(TASK MATERIAL):
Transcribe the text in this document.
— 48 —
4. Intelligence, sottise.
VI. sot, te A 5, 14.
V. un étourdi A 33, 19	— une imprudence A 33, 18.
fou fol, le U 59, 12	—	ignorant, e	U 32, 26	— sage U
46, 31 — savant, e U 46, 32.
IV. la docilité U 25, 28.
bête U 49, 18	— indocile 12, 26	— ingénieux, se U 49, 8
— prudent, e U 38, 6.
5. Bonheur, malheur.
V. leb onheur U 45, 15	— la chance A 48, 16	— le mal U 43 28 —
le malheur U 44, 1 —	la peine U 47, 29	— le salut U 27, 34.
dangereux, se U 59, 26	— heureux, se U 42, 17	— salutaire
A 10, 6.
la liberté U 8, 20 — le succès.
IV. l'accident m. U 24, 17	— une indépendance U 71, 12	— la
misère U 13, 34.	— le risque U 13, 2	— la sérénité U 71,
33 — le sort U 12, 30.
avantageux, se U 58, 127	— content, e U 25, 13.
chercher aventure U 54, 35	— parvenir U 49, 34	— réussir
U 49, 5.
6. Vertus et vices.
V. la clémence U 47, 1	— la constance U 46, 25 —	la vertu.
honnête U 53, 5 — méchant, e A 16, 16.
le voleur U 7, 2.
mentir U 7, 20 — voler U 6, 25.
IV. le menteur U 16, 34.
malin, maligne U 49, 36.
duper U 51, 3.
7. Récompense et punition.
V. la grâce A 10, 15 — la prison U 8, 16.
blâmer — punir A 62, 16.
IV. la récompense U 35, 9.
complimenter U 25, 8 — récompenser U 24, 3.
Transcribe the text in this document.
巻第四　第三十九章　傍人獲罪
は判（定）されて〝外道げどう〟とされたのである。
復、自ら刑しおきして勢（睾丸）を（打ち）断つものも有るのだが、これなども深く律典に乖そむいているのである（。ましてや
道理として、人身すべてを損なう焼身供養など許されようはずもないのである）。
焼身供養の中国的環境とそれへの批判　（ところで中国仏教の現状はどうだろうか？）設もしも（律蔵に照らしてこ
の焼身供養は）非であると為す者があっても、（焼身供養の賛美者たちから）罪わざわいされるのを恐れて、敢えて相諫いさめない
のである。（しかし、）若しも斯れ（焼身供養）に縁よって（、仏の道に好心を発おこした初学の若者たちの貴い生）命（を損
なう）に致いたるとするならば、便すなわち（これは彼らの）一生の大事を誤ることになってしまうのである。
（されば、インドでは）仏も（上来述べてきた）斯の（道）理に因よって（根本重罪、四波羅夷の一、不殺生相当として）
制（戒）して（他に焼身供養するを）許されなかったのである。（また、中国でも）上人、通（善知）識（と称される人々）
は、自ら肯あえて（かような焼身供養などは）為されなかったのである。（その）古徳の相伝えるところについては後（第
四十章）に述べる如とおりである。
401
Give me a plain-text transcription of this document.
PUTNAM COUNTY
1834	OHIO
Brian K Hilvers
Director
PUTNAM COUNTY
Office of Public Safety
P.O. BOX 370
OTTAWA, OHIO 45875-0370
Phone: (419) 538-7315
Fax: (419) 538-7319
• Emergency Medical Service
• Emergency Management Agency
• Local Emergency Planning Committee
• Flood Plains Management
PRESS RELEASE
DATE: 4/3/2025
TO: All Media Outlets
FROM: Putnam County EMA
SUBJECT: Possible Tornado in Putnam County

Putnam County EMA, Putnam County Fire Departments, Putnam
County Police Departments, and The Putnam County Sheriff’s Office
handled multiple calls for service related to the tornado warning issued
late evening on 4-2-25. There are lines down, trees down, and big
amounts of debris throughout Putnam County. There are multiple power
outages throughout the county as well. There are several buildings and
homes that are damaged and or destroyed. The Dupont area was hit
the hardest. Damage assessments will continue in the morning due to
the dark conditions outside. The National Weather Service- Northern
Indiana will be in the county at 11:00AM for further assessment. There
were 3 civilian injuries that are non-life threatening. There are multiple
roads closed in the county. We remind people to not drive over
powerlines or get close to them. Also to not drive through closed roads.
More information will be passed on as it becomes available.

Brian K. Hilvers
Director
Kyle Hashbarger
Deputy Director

(WHAT IS EXPECTED): Return each entry from above without altering a single character.

(RESULT OF THE EXERCISE):
Transcribe the text in this document.
— 48 —
4. Intelligence, sottise.
VI. sot, te A 5, 14.
V. un étourdi A 33, 19	— une imprudence A 33, 18.
fou fol, le U 59, 12	—	ignorant, e	U 32, 26	— sage U
46, 31 — savant, e U 46, 32.
IV. la docilité U 25, 28.
bête U 49, 18	— indocile 12, 26	— ingénieux, se U 49, 8
— prudent, e U 38, 6.
5. Bonheur, malheur.
V. leb onheur U 45, 15	— la chance A 48, 16	— le mal U 43 28 —
le malheur U 44, 1 —	la peine U 47, 29	— le salut U 27, 34.
dangereux, se U 59, 26	— heureux, se U 42, 17	— salutaire
A 10, 6.
la liberté U 8, 20 — le succès.
IV. l'accident m. U 24, 17	— une indépendance U 71, 12	— la
misère U 13, 34.	— le risque U 13, 2	— la sérénité U 71,
33 — le sort U 12, 30.
avantageux, se U 58, 127	— content, e U 25, 13.
chercher aventure U 54, 35	— parvenir U 49, 34	— réussir
U 49, 5.
6. Vertus et vices.
V. la clémence U 47, 1	— la constance U 46, 25 —	la vertu.
honnête U 53, 5 — méchant, e A 16, 16.
le voleur U 7, 2.
mentir U 7, 20 — voler U 6, 25.
IV. le menteur U 16, 34.
malin, maligne U 49, 36.
duper U 51, 3.
7. Récompense et punition.
V. la grâce A 10, 15 — la prison U 8, 16.
blâmer — punir A 62, 16.
IV. la récompense U 35, 9.
complimenter U 25, 8 — récompenser U 24, 3.
Transcribe the text in this document.
巻第四　第三十九章　傍人獲罪
は判（定）されて〝外道げどう〟とされたのである。
復、自ら刑しおきして勢（睾丸）を（打ち）断つものも有るのだが、これなども深く律典に乖そむいているのである（。ましてや
道理として、人身すべてを損なう焼身供養など許されようはずもないのである）。
焼身供養の中国的環境とそれへの批判　（ところで中国仏教の現状はどうだろうか？）設もしも（律蔵に照らしてこ
の焼身供養は）非であると為す者があっても、（焼身供養の賛美者たちから）罪わざわいされるのを恐れて、敢えて相諫いさめない
のである。（しかし、）若しも斯れ（焼身供養）に縁よって（、仏の道に好心を発おこした初学の若者たちの貴い生）命（を損
なう）に致いたるとするならば、便すなわち（これは彼らの）一生の大事を誤ることになってしまうのである。
（されば、インドでは）仏も（上来述べてきた）斯の（道）理に因よって（根本重罪、四波羅夷の一、不殺生相当として）
制（戒）して（他に焼身供養するを）許されなかったのである。（また、中国でも）上人、通（善知）識（と称される人々）
は、自ら肯あえて（かような焼身供養などは）為されなかったのである。（その）古徳の相伝えるところについては後（第
四十章）に述べる如とおりである。
401
Give me a plain-text transcription of this document.
PUTNAM COUNTY
1834	OHIO
Brian K Hilvers
Director
PUTNAM COUNTY
Office of Public Safety
P.O. BOX 370
OTTAWA, OHIO 45875-0370
Phone: (419) 538-7315
Fax: (419) 538-7319
• Emergency Medical Service
• Emergency Management Agency
• Local Emergency Planning Committee
• Flood Plains Management
PRESS RELEASE
DATE: 4/3/2025
TO: All Media Outlets
FROM: Putnam County EMA
SUBJECT: Possible Tornado in Putnam County

Putnam County EMA, Putnam County Fire Departments, Putnam
County Police Departments, and The Putnam County Sheriff’s Office
handled multiple calls for service related to the tornado warning issued
late evening on 4-2-25. There are lines down, trees down, and big
amounts of debris throughout Putnam County. There are multiple power
outages throughout the county as well. There are several buildings and
homes that are damaged and or destroyed. The Dupont area was hit
the hardest. Damage assessments will continue in the morning due to
the dark conditions outside. The National Weather Service- Northern
Indiana will be in the county at 11:00AM for further assessment. There
were 3 civilian injuries that are non-life threatening. There are multiple
roads closed in the county. We remind people to not drive over
powerlines or get close to them. Also to not drive through closed roads.
More information will be passed on as it becomes available.

Brian K. Hilvers
Director
Kyle Hashbarger
Deputy Director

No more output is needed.